OBJECTIVE |
Pick out every line that holds the string "kulkusuunta" and copy it.
------ SUPPLIED RECORDS
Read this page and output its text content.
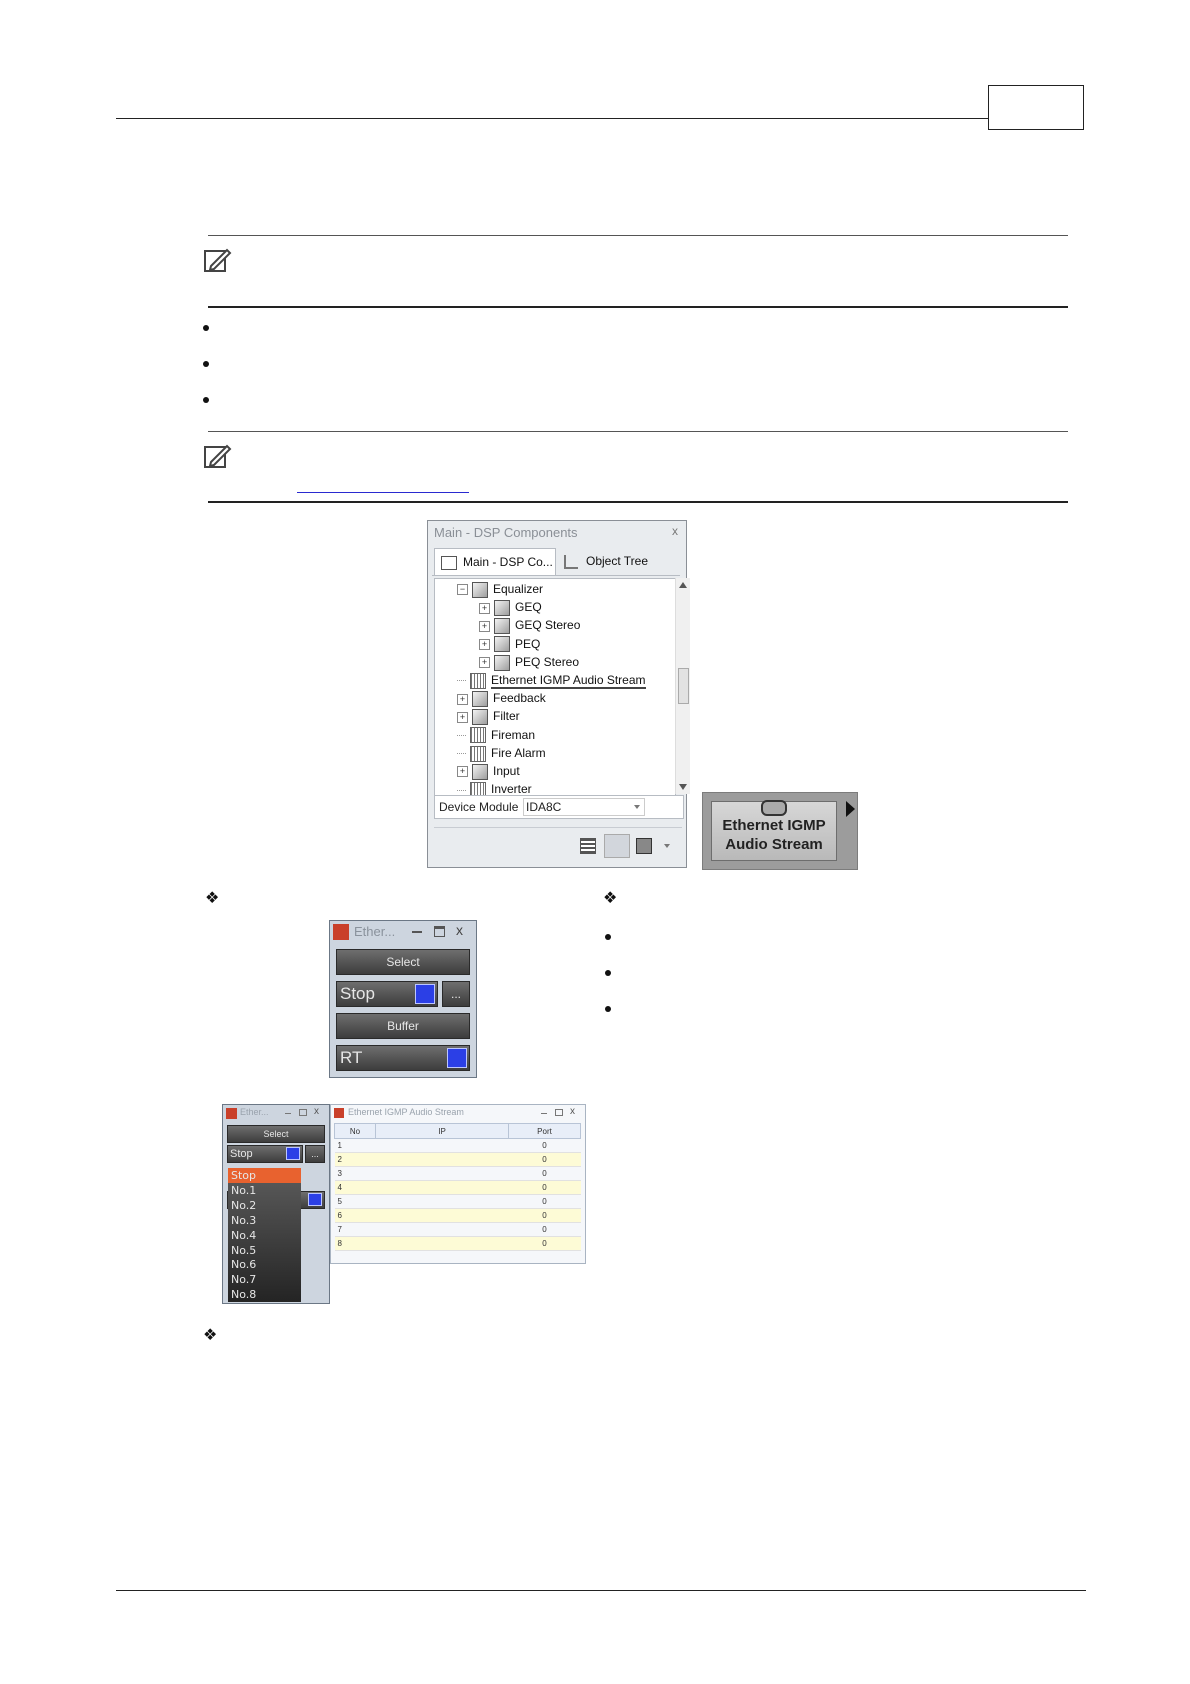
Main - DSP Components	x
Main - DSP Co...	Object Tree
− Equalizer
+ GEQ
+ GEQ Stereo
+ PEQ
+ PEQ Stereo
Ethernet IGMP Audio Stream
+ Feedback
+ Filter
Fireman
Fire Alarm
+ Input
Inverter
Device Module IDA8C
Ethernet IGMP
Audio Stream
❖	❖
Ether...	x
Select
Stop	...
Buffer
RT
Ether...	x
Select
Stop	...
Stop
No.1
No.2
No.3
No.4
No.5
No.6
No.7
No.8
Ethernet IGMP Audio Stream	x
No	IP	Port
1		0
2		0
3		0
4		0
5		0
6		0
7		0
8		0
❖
------------
------ SUPPLIED RECORDS
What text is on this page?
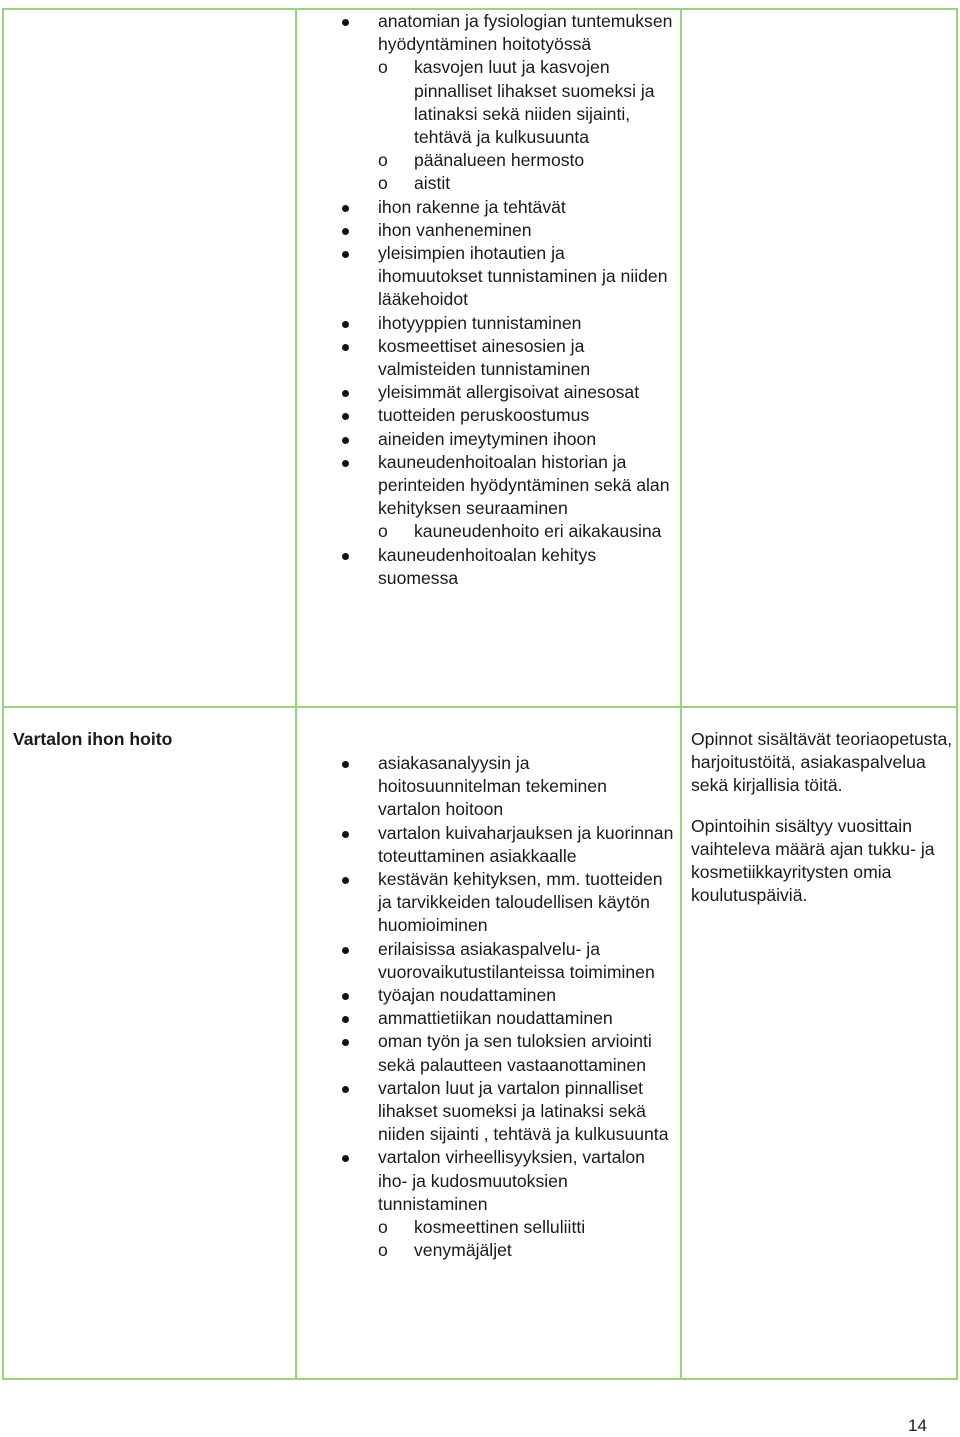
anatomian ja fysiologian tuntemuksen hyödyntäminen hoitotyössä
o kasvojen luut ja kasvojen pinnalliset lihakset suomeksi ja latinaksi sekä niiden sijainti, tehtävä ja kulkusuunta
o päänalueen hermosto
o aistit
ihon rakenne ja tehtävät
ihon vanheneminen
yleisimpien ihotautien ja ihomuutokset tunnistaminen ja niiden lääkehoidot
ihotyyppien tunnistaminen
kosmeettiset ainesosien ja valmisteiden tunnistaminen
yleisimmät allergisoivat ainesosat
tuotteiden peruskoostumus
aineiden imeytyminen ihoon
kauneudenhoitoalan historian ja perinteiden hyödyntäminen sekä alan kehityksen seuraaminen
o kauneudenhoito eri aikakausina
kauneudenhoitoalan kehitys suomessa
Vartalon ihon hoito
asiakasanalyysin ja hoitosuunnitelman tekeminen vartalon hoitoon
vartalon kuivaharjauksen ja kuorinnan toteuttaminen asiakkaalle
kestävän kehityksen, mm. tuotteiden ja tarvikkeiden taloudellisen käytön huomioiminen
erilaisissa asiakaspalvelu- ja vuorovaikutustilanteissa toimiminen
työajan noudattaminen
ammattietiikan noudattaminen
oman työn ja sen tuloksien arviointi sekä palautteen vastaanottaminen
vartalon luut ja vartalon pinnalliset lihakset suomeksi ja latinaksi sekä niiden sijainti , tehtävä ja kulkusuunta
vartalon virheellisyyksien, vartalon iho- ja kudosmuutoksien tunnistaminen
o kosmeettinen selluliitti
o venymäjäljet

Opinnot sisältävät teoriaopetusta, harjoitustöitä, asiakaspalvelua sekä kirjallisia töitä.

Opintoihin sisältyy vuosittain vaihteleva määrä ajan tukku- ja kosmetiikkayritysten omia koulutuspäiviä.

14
------------
ANSWER FOR THE TASK |
o kasvojen luut ja kasvojen pinnalliset lihakset suomeksi ja latinaksi sekä niiden sijainti, tehtävä ja kulkusuunta
vartalon luut ja vartalon pinnalliset lihakset suomeksi ja latinaksi sekä niiden sijainti , tehtävä ja kulkusuunta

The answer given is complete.